Assignment
Your answer must be an exact copy of the records below, minus the pictures.

Entries of transcribed document text
===============
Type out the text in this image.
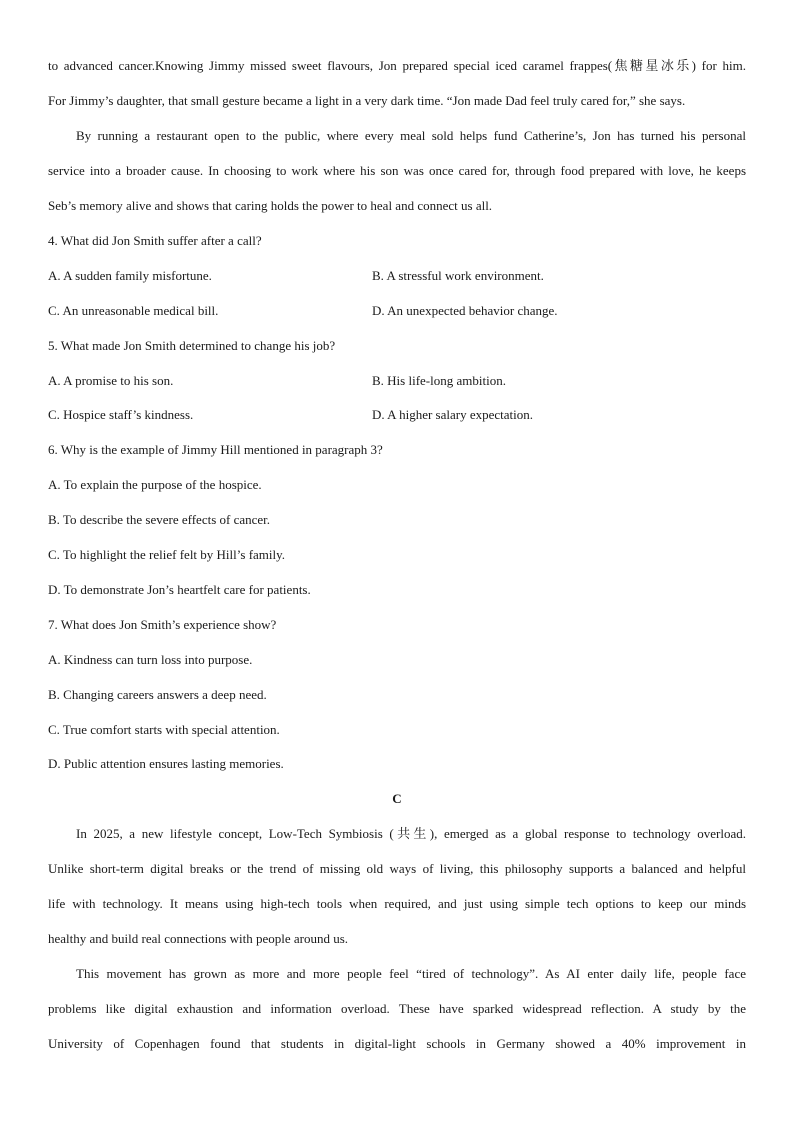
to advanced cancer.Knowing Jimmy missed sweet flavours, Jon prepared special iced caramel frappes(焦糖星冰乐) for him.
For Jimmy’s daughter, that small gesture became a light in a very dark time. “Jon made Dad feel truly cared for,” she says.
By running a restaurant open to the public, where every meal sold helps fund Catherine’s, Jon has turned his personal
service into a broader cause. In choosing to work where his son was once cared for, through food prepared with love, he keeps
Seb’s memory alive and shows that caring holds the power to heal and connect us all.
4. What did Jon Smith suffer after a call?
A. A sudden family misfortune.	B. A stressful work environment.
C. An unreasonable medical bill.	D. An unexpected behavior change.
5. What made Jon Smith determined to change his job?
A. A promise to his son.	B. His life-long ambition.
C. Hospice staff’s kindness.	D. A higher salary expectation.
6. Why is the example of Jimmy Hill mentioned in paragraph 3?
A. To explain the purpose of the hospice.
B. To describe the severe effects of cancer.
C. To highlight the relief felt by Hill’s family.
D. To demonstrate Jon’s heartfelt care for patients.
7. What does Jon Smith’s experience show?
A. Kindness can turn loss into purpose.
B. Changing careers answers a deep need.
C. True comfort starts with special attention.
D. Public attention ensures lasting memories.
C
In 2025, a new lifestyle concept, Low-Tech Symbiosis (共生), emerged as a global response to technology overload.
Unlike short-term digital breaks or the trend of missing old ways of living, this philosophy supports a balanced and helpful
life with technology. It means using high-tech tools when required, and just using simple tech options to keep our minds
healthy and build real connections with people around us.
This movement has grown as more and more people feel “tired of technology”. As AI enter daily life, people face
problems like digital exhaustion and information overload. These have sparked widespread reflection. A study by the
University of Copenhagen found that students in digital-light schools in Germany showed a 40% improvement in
===============
Output for this task
Type out the text in this image.
to advanced cancer.Knowing Jimmy missed sweet flavours, Jon prepared special iced caramel frappes(焦糖星冰乐) for him.
For Jimmy’s daughter, that small gesture became a light in a very dark time. “Jon made Dad feel truly cared for,” she says.
By running a restaurant open to the public, where every meal sold helps fund Catherine’s, Jon has turned his personal
service into a broader cause. In choosing to work where his son was once cared for, through food prepared with love, he keeps
Seb’s memory alive and shows that caring holds the power to heal and connect us all.
4. What did Jon Smith suffer after a call?
A. A sudden family misfortune.	B. A stressful work environment.
C. An unreasonable medical bill.	D. An unexpected behavior change.
5. What made Jon Smith determined to change his job?
A. A promise to his son.	B. His life-long ambition.
C. Hospice staff’s kindness.	D. A higher salary expectation.
6. Why is the example of Jimmy Hill mentioned in paragraph 3?
A. To explain the purpose of the hospice.
B. To describe the severe effects of cancer.
C. To highlight the relief felt by Hill’s family.
D. To demonstrate Jon’s heartfelt care for patients.
7. What does Jon Smith’s experience show?
A. Kindness can turn loss into purpose.
B. Changing careers answers a deep need.
C. True comfort starts with special attention.
D. Public attention ensures lasting memories.
C
In 2025, a new lifestyle concept, Low-Tech Symbiosis (共生), emerged as a global response to technology overload.
Unlike short-term digital breaks or the trend of missing old ways of living, this philosophy supports a balanced and helpful
life with technology. It means using high-tech tools when required, and just using simple tech options to keep our minds
healthy and build real connections with people around us.
This movement has grown as more and more people feel “tired of technology”. As AI enter daily life, people face
problems like digital exhaustion and information overload. These have sparked widespread reflection. A study by the
University of Copenhagen found that students in digital-light schools in Germany showed a 40% improvement in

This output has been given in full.